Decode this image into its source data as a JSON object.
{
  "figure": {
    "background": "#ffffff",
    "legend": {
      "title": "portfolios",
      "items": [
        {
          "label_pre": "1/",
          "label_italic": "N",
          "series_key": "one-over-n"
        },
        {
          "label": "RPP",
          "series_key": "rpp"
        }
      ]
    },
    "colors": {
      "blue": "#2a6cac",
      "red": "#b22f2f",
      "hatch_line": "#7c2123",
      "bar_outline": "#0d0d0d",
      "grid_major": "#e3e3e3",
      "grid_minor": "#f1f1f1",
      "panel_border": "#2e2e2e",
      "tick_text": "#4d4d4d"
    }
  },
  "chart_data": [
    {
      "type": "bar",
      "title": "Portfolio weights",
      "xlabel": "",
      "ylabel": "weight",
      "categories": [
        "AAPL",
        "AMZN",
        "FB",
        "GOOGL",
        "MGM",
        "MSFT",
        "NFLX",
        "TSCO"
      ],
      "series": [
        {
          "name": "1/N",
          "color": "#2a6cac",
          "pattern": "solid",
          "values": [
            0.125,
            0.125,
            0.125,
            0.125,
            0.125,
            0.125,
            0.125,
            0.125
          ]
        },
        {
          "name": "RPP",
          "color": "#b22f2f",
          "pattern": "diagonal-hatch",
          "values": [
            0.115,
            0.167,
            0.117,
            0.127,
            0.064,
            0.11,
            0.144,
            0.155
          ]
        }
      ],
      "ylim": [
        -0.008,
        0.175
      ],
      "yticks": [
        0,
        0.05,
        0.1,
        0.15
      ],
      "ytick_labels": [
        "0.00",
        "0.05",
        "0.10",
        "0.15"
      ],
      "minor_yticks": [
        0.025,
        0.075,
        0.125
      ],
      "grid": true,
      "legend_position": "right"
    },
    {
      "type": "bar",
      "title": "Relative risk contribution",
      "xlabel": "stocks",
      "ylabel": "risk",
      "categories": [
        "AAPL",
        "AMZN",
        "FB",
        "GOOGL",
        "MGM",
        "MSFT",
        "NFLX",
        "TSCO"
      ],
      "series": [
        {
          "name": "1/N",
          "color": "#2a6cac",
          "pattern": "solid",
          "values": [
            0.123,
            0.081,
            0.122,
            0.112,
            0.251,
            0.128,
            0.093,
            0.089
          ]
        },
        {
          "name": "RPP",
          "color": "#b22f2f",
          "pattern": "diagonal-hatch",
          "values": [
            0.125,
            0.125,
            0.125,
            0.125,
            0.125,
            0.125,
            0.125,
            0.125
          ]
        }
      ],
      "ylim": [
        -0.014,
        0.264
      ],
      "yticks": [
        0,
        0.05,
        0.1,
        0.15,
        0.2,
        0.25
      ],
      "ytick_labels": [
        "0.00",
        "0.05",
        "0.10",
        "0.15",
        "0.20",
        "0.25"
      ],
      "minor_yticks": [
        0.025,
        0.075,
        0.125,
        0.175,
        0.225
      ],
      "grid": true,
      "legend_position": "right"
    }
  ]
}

◆ ◆ ◆ ◆

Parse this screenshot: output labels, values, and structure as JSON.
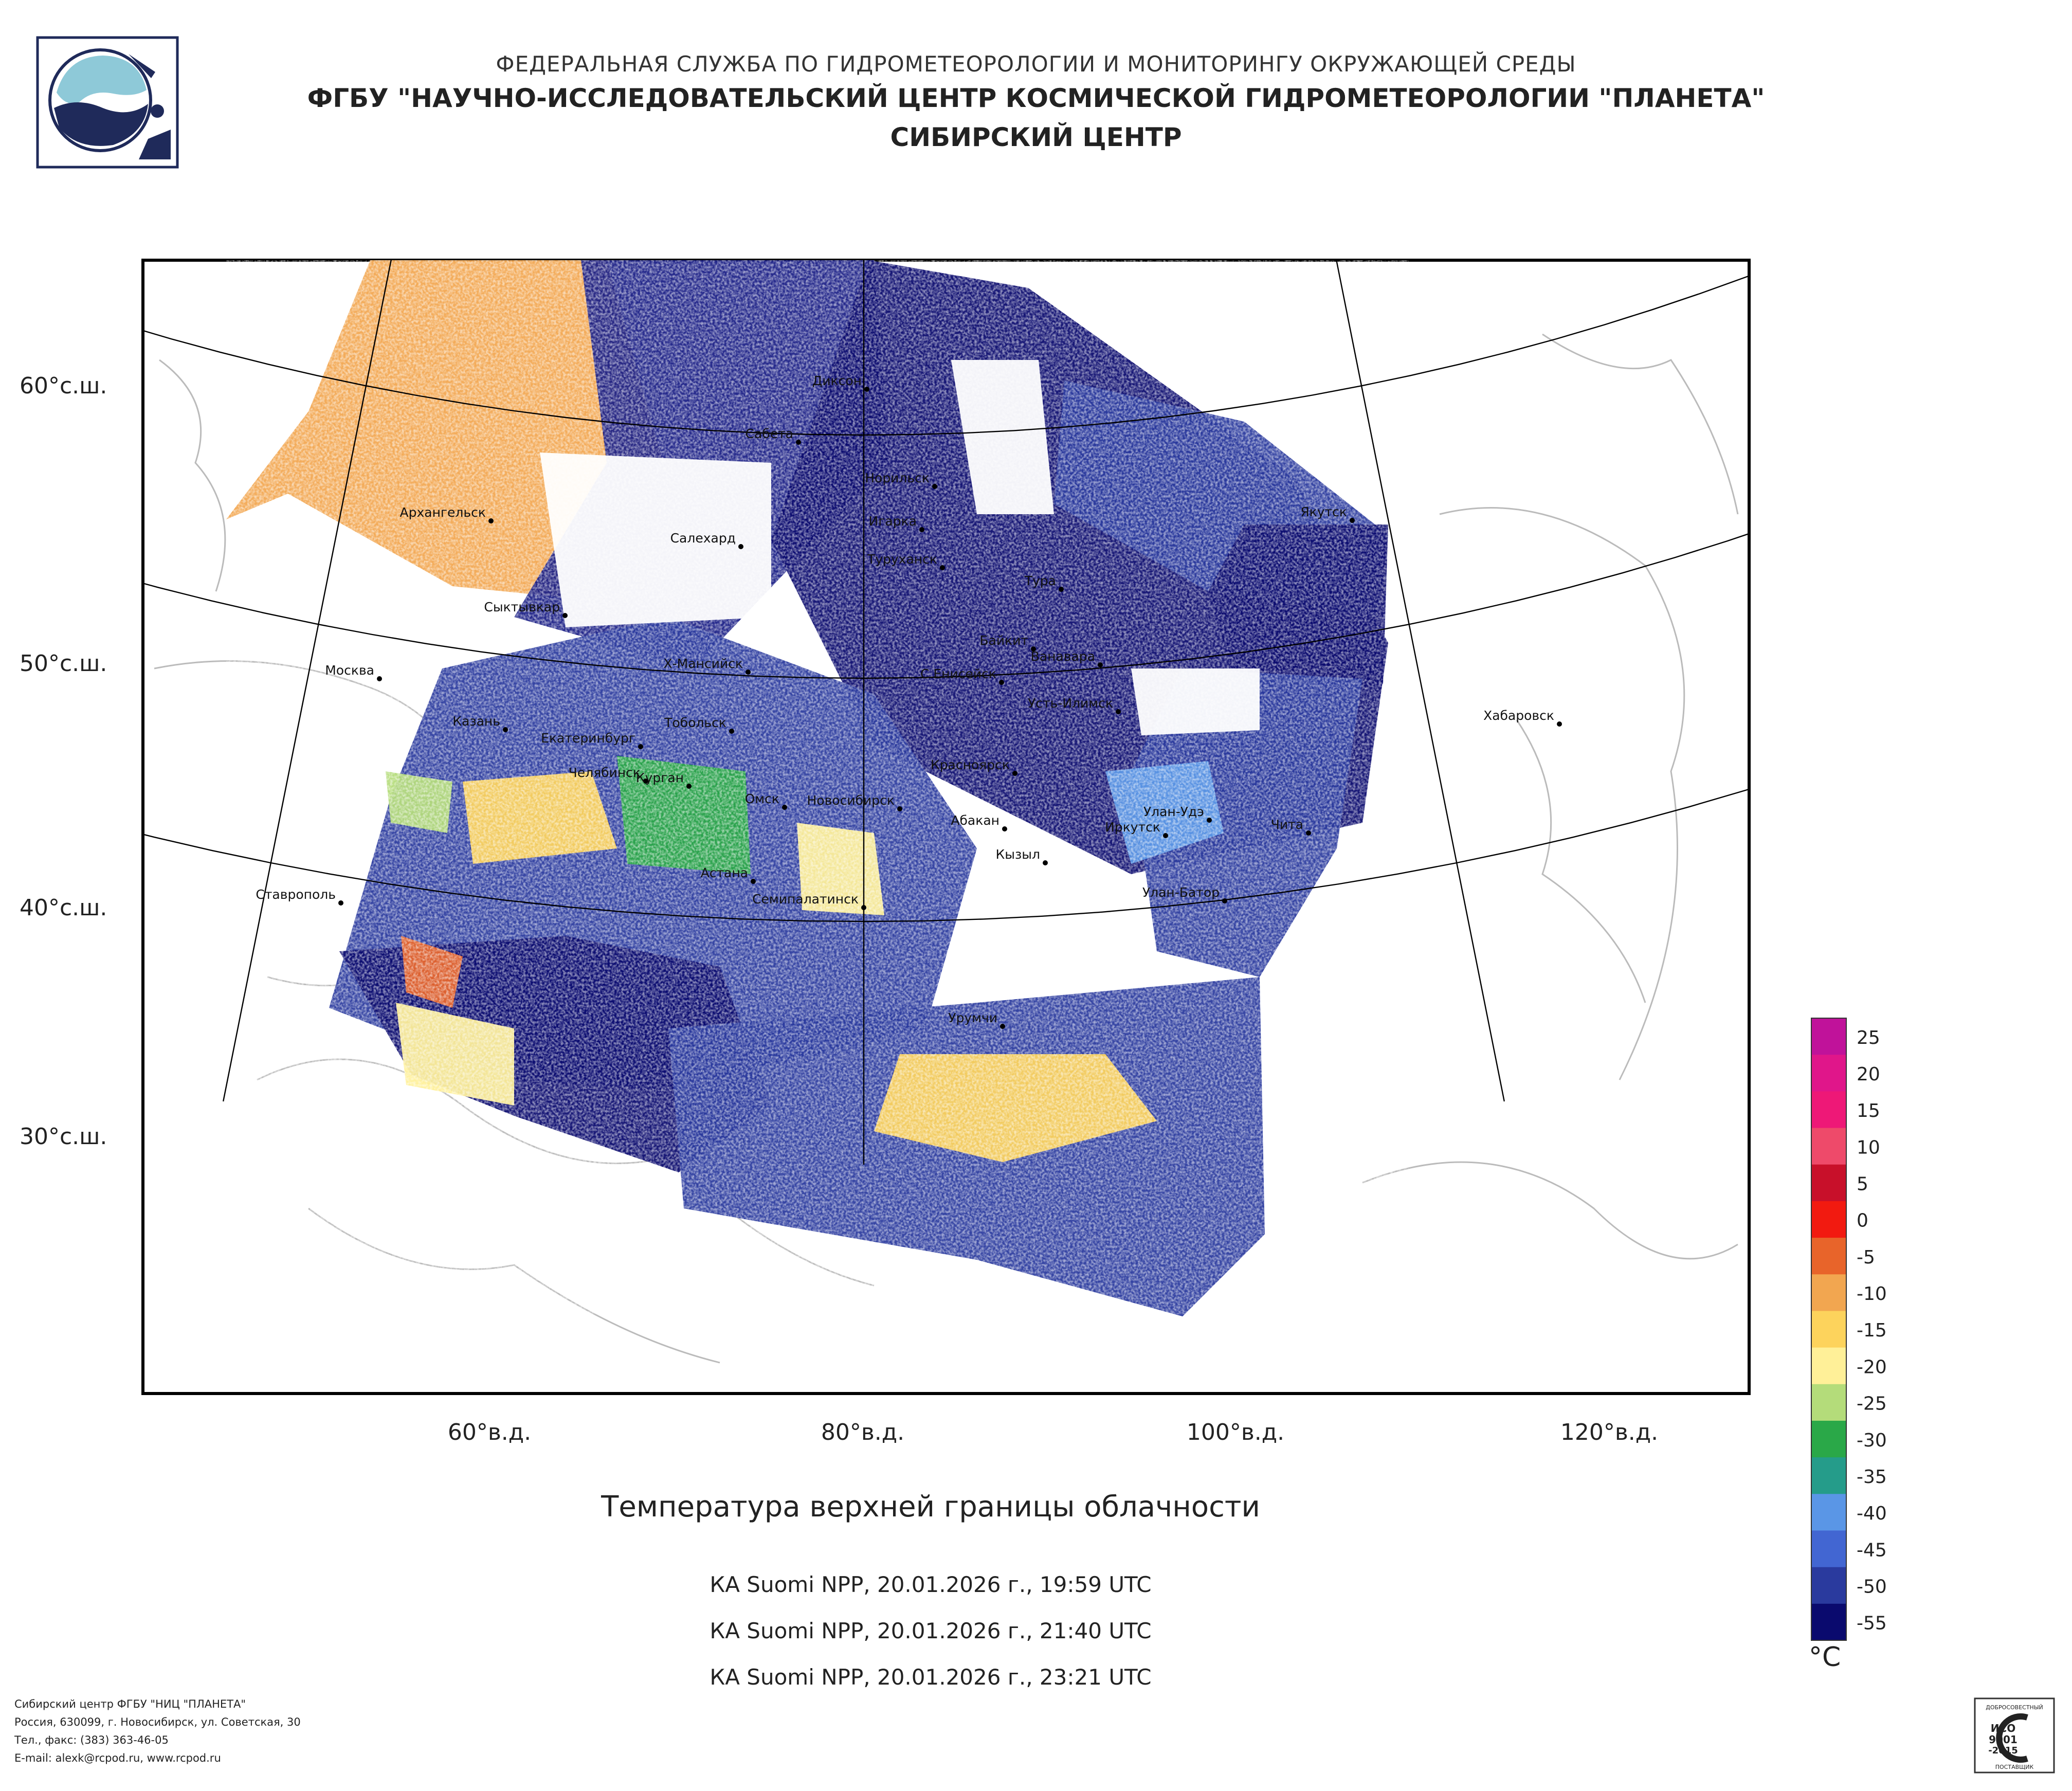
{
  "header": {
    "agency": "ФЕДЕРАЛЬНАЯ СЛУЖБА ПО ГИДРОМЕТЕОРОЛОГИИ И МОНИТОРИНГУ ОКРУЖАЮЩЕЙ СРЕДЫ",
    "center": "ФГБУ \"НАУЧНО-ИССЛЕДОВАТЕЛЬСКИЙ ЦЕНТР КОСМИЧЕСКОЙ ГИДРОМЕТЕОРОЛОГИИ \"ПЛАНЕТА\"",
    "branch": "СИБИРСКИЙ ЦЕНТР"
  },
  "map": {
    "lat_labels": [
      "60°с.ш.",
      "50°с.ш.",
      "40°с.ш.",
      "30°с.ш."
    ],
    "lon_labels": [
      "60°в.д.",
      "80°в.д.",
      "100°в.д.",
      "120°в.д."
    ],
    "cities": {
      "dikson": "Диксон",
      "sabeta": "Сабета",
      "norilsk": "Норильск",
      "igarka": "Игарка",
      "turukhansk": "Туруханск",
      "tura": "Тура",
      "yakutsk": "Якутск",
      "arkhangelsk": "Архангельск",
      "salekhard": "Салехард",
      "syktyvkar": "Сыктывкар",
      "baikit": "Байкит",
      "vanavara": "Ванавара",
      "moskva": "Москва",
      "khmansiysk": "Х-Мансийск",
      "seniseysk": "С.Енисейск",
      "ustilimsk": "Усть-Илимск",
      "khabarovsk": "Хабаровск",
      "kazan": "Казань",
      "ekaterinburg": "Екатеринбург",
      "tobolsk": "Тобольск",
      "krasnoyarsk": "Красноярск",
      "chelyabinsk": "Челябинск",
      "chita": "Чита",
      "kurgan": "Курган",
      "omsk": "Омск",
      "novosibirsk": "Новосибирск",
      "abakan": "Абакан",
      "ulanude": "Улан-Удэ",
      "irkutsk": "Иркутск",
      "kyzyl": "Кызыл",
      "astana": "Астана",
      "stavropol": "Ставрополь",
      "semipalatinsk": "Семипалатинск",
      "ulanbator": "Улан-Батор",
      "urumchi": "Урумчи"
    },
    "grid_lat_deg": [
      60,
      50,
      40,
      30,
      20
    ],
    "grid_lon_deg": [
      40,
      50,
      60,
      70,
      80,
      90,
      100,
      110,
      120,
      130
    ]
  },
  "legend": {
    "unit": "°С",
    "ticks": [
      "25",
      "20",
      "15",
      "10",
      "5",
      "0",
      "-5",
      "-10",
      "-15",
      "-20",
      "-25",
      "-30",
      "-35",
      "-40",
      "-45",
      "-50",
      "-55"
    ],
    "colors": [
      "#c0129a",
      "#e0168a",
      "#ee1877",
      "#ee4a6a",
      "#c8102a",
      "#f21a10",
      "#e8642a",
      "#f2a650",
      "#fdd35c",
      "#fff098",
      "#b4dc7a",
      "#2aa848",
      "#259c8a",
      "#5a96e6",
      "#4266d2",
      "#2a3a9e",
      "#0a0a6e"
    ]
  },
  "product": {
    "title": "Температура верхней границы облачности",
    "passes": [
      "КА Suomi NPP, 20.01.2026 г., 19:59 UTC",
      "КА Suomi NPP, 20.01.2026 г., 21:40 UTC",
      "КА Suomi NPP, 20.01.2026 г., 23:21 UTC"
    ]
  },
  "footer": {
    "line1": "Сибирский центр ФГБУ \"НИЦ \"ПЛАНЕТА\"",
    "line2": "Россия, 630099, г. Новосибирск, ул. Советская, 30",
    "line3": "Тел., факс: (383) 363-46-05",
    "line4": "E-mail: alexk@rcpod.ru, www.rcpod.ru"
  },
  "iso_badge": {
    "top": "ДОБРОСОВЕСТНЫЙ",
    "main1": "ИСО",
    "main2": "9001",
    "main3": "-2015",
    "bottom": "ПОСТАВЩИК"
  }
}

◆ ◆ ◆ ◆

◆ STATED EXERCISE: Give only the number of lines in the material above that include the word "JSON".

◆ SOLUTION FOR THIS EXERCISE: 2